** start Exercise input **
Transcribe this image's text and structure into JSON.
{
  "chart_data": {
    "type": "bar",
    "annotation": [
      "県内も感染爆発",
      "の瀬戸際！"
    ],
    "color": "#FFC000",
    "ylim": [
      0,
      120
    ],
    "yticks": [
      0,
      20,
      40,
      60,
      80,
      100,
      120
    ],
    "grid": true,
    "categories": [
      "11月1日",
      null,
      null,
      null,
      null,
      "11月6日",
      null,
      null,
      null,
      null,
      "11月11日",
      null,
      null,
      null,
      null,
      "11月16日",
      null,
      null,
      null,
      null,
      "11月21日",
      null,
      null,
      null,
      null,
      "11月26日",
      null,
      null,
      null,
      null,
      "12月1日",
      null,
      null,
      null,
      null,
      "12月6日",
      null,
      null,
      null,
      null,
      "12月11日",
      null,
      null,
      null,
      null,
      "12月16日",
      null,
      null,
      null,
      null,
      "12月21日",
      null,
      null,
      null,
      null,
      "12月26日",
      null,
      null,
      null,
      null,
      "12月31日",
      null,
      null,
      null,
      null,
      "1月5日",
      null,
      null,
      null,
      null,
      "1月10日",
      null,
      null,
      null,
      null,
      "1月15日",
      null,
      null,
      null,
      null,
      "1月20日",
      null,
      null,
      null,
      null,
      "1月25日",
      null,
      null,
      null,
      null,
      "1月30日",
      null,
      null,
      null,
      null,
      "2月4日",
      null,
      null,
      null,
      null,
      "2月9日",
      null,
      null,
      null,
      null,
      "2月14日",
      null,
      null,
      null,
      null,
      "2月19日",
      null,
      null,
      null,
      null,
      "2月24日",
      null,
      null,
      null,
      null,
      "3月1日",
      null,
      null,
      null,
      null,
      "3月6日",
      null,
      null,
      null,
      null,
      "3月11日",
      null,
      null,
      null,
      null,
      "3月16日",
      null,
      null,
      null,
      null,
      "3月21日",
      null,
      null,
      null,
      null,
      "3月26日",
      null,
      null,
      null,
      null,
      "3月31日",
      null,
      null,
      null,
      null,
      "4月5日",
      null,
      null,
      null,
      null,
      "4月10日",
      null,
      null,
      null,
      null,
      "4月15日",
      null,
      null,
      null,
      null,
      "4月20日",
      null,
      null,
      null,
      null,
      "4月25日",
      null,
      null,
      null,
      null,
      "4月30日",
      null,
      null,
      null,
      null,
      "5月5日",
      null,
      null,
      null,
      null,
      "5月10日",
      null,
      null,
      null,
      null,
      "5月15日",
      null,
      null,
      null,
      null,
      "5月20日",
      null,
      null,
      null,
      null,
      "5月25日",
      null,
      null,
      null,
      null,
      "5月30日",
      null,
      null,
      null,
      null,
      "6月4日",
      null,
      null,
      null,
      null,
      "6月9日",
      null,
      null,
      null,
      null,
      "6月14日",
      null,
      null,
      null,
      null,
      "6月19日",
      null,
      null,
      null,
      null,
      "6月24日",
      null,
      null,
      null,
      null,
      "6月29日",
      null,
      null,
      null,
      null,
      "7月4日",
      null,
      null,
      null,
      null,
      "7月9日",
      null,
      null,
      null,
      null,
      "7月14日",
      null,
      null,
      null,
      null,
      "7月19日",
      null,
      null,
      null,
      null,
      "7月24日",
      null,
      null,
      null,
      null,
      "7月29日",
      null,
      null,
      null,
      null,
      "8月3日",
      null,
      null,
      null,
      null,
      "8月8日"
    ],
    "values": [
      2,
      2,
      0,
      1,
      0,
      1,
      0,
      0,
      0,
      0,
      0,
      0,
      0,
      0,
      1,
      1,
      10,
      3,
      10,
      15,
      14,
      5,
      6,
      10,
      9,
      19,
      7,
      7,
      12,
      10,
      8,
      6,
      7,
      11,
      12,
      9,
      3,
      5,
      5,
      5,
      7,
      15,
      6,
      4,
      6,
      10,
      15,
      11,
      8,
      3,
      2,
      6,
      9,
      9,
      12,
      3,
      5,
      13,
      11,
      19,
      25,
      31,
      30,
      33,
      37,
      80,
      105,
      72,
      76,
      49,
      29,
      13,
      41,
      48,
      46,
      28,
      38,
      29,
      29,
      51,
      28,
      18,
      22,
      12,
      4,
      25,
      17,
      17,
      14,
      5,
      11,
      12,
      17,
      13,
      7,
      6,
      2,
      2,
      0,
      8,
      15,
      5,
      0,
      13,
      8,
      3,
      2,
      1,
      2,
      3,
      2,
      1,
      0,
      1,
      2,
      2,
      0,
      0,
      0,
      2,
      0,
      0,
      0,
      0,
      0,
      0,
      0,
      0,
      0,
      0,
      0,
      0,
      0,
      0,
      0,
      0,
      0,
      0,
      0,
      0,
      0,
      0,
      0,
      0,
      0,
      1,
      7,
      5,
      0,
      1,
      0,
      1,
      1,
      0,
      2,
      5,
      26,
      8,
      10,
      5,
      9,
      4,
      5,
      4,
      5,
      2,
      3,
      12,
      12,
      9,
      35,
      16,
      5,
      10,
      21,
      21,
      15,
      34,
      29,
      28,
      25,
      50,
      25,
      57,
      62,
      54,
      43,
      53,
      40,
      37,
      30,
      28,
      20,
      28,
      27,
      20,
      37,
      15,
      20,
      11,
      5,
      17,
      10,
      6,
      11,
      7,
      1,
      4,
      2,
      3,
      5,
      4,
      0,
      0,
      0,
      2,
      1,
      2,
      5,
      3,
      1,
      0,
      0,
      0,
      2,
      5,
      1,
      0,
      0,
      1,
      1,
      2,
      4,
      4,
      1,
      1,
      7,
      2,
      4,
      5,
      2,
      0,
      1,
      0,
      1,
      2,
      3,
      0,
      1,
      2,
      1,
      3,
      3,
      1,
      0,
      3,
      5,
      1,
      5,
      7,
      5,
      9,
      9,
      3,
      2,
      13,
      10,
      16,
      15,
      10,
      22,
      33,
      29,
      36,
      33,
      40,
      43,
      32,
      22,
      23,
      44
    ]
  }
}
** end Exercise input **
Retype each record exactly, leaving nothing out.

Result:
Transcribe this image's text and structure into JSON.
{
  "chart_data": {
    "type": "bar",
    "annotation": [
      "県内も感染爆発",
      "の瀬戸際！"
    ],
    "color": "#FFC000",
    "ylim": [
      0,
      120
    ],
    "yticks": [
      0,
      20,
      40,
      60,
      80,
      100,
      120
    ],
    "grid": true,
    "categories": [
      "11月1日",
      null,
      null,
      null,
      null,
      "11月6日",
      null,
      null,
      null,
      null,
      "11月11日",
      null,
      null,
      null,
      null,
      "11月16日",
      null,
      null,
      null,
      null,
      "11月21日",
      null,
      null,
      null,
      null,
      "11月26日",
      null,
      null,
      null,
      null,
      "12月1日",
      null,
      null,
      null,
      null,
      "12月6日",
      null,
      null,
      null,
      null,
      "12月11日",
      null,
      null,
      null,
      null,
      "12月16日",
      null,
      null,
      null,
      null,
      "12月21日",
      null,
      null,
      null,
      null,
      "12月26日",
      null,
      null,
      null,
      null,
      "12月31日",
      null,
      null,
      null,
      null,
      "1月5日",
      null,
      null,
      null,
      null,
      "1月10日",
      null,
      null,
      null,
      null,
      "1月15日",
      null,
      null,
      null,
      null,
      "1月20日",
      null,
      null,
      null,
      null,
      "1月25日",
      null,
      null,
      null,
      null,
      "1月30日",
      null,
      null,
      null,
      null,
      "2月4日",
      null,
      null,
      null,
      null,
      "2月9日",
      null,
      null,
      null,
      null,
      "2月14日",
      null,
      null,
      null,
      null,
      "2月19日",
      null,
      null,
      null,
      null,
      "2月24日",
      null,
      null,
      null,
      null,
      "3月1日",
      null,
      null,
      null,
      null,
      "3月6日",
      null,
      null,
      null,
      null,
      "3月11日",
      null,
      null,
      null,
      null,
      "3月16日",
      null,
      null,
      null,
      null,
      "3月21日",
      null,
      null,
      null,
      null,
      "3月26日",
      null,
      null,
      null,
      null,
      "3月31日",
      null,
      null,
      null,
      null,
      "4月5日",
      null,
      null,
      null,
      null,
      "4月10日",
      null,
      null,
      null,
      null,
      "4月15日",
      null,
      null,
      null,
      null,
      "4月20日",
      null,
      null,
      null,
      null,
      "4月25日",
      null,
      null,
      null,
      null,
      "4月30日",
      null,
      null,
      null,
      null,
      "5月5日",
      null,
      null,
      null,
      null,
      "5月10日",
      null,
      null,
      null,
      null,
      "5月15日",
      null,
      null,
      null,
      null,
      "5月20日",
      null,
      null,
      null,
      null,
      "5月25日",
      null,
      null,
      null,
      null,
      "5月30日",
      null,
      null,
      null,
      null,
      "6月4日",
      null,
      null,
      null,
      null,
      "6月9日",
      null,
      null,
      null,
      null,
      "6月14日",
      null,
      null,
      null,
      null,
      "6月19日",
      null,
      null,
      null,
      null,
      "6月24日",
      null,
      null,
      null,
      null,
      "6月29日",
      null,
      null,
      null,
      null,
      "7月4日",
      null,
      null,
      null,
      null,
      "7月9日",
      null,
      null,
      null,
      null,
      "7月14日",
      null,
      null,
      null,
      null,
      "7月19日",
      null,
      null,
      null,
      null,
      "7月24日",
      null,
      null,
      null,
      null,
      "7月29日",
      null,
      null,
      null,
      null,
      "8月3日",
      null,
      null,
      null,
      null,
      "8月8日"
    ],
    "values": [
      2,
      2,
      0,
      1,
      0,
      1,
      0,
      0,
      0,
      0,
      0,
      0,
      0,
      0,
      1,
      1,
      10,
      3,
      10,
      15,
      14,
      5,
      6,
      10,
      9,
      19,
      7,
      7,
      12,
      10,
      8,
      6,
      7,
      11,
      12,
      9,
      3,
      5,
      5,
      5,
      7,
      15,
      6,
      4,
      6,
      10,
      15,
      11,
      8,
      3,
      2,
      6,
      9,
      9,
      12,
      3,
      5,
      13,
      11,
      19,
      25,
      31,
      30,
      33,
      37,
      80,
      105,
      72,
      76,
      49,
      29,
      13,
      41,
      48,
      46,
      28,
      38,
      29,
      29,
      51,
      28,
      18,
      22,
      12,
      4,
      25,
      17,
      17,
      14,
      5,
      11,
      12,
      17,
      13,
      7,
      6,
      2,
      2,
      0,
      8,
      15,
      5,
      0,
      13,
      8,
      3,
      2,
      1,
      2,
      3,
      2,
      1,
      0,
      1,
      2,
      2,
      0,
      0,
      0,
      2,
      0,
      0,
      0,
      0,
      0,
      0,
      0,
      0,
      0,
      0,
      0,
      0,
      0,
      0,
      0,
      0,
      0,
      0,
      0,
      0,
      0,
      0,
      0,
      0,
      0,
      1,
      7,
      5,
      0,
      1,
      0,
      1,
      1,
      0,
      2,
      5,
      26,
      8,
      10,
      5,
      9,
      4,
      5,
      4,
      5,
      2,
      3,
      12,
      12,
      9,
      35,
      16,
      5,
      10,
      21,
      21,
      15,
      34,
      29,
      28,
      25,
      50,
      25,
      57,
      62,
      54,
      43,
      53,
      40,
      37,
      30,
      28,
      20,
      28,
      27,
      20,
      37,
      15,
      20,
      11,
      5,
      17,
      10,
      6,
      11,
      7,
      1,
      4,
      2,
      3,
      5,
      4,
      0,
      0,
      0,
      2,
      1,
      2,
      5,
      3,
      1,
      0,
      0,
      0,
      2,
      5,
      1,
      0,
      0,
      1,
      1,
      2,
      4,
      4,
      1,
      1,
      7,
      2,
      4,
      5,
      2,
      0,
      1,
      0,
      1,
      2,
      3,
      0,
      1,
      2,
      1,
      3,
      3,
      1,
      0,
      3,
      5,
      1,
      5,
      7,
      5,
      9,
      9,
      3,
      2,
      13,
      10,
      16,
      15,
      10,
      22,
      33,
      29,
      36,
      33,
      40,
      43,
      32,
      22,
      23,
      44
    ]
  }
}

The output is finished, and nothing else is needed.